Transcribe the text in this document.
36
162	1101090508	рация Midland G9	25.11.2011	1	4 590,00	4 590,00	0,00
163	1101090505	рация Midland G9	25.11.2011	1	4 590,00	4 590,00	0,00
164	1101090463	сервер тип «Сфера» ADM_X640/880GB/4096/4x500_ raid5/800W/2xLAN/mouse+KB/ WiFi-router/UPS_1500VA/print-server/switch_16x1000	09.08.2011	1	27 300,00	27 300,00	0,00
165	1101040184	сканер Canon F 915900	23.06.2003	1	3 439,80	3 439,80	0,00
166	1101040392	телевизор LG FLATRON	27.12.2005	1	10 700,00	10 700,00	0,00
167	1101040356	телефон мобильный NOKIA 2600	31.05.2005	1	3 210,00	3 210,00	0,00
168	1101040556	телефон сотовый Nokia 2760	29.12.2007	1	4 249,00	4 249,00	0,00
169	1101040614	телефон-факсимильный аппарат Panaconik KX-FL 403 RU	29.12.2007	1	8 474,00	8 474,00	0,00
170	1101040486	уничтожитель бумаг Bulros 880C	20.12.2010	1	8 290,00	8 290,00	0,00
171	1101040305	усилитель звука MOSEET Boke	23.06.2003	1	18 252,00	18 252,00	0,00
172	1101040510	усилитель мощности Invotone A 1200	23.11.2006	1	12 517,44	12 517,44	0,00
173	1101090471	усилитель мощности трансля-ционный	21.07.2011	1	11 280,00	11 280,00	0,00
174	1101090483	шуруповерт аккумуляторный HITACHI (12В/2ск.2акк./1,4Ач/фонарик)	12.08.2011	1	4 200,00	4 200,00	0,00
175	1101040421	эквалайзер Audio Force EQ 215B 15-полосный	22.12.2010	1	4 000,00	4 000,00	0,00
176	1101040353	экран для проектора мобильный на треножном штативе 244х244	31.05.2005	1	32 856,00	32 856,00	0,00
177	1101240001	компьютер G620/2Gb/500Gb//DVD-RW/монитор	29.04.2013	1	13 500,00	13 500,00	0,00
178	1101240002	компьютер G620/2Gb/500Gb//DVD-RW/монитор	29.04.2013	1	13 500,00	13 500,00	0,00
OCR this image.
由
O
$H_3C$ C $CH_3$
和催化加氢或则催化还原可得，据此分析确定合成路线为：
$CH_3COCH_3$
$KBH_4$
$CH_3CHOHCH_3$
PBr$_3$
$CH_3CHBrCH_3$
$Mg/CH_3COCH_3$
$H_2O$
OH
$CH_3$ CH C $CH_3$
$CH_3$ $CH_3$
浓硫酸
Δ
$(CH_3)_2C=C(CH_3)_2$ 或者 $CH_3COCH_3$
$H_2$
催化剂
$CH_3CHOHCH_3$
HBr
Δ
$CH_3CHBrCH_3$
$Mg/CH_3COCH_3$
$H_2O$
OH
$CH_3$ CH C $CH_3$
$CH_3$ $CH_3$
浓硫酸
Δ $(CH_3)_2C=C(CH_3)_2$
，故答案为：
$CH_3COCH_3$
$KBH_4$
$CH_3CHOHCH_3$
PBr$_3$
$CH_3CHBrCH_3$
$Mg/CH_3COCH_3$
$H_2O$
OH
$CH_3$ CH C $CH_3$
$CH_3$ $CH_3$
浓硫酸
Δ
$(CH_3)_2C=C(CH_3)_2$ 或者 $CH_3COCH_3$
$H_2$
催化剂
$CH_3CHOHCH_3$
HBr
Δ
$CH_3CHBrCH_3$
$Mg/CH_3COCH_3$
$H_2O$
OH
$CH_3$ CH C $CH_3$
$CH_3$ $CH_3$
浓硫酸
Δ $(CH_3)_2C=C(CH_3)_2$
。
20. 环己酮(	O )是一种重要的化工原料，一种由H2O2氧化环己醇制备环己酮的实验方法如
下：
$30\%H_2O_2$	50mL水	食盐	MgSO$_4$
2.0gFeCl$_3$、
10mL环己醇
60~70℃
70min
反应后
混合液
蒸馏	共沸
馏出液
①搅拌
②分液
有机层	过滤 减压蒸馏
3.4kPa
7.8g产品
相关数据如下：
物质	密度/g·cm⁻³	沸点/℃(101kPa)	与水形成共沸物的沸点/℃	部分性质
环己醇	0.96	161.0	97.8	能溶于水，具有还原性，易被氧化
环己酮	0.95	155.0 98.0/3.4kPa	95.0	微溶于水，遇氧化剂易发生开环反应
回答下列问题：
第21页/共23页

....................

* [YOUR GOAL]:
Which lines contain the word "рация"? Copy each one.

* [REPLY TO THE EXERCISE]:
162	1101090508	рация Midland G9	25.11.2011	1	4 590,00	4 590,00	0,00
163	1101090505	рация Midland G9	25.11.2011	1	4 590,00	4 590,00	0,00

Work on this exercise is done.